--- WHAT YOU HAVE TO DO ---
Copy out the listing that follows, exact in every word, and skip the images.

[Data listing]
▶

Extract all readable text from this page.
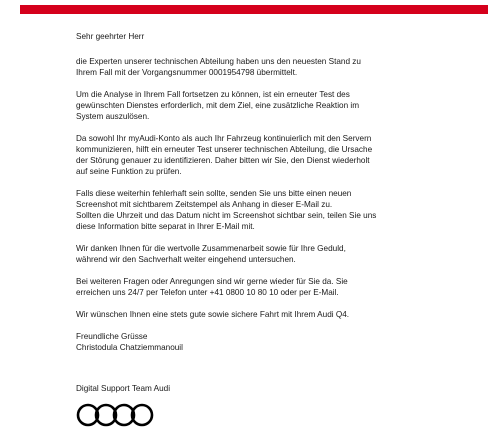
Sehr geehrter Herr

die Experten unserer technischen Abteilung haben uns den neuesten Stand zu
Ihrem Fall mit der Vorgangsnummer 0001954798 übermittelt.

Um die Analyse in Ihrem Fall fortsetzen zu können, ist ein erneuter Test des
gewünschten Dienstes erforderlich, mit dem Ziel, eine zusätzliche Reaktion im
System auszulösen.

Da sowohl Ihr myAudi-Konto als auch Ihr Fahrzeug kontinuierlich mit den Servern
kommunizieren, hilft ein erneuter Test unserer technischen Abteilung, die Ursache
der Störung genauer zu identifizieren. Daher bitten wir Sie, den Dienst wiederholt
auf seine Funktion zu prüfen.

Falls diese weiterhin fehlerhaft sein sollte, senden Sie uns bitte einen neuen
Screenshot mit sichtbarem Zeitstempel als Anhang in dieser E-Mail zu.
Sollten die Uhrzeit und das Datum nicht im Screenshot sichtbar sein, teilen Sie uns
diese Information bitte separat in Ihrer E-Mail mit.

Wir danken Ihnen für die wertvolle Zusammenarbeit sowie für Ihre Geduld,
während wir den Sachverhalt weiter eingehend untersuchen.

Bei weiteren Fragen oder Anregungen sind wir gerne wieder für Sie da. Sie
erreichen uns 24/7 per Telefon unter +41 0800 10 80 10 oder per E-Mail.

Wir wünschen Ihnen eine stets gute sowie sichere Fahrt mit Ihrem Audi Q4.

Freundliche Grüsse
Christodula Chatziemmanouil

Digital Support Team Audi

◀

--- SOLUTION TO THE EXERCISE ---
Extract all readable text from this page.
Sehr geehrter Herr

die Experten unserer technischen Abteilung haben uns den neuesten Stand zu
Ihrem Fall mit der Vorgangsnummer 0001954798 übermittelt.

Um die Analyse in Ihrem Fall fortsetzen zu können, ist ein erneuter Test des
gewünschten Dienstes erforderlich, mit dem Ziel, eine zusätzliche Reaktion im
System auszulösen.

Da sowohl Ihr myAudi-Konto als auch Ihr Fahrzeug kontinuierlich mit den Servern
kommunizieren, hilft ein erneuter Test unserer technischen Abteilung, die Ursache
der Störung genauer zu identifizieren. Daher bitten wir Sie, den Dienst wiederholt
auf seine Funktion zu prüfen.

Falls diese weiterhin fehlerhaft sein sollte, senden Sie uns bitte einen neuen
Screenshot mit sichtbarem Zeitstempel als Anhang in dieser E-Mail zu.
Sollten die Uhrzeit und das Datum nicht im Screenshot sichtbar sein, teilen Sie uns
diese Information bitte separat in Ihrer E-Mail mit.

Wir danken Ihnen für die wertvolle Zusammenarbeit sowie für Ihre Geduld,
während wir den Sachverhalt weiter eingehend untersuchen.

Bei weiteren Fragen oder Anregungen sind wir gerne wieder für Sie da. Sie
erreichen uns 24/7 per Telefon unter +41 0800 10 80 10 oder per E-Mail.

Wir wünschen Ihnen eine stets gute sowie sichere Fahrt mit Ihrem Audi Q4.

Freundliche Grüsse
Christodula Chatziemmanouil

Digital Support Team Audi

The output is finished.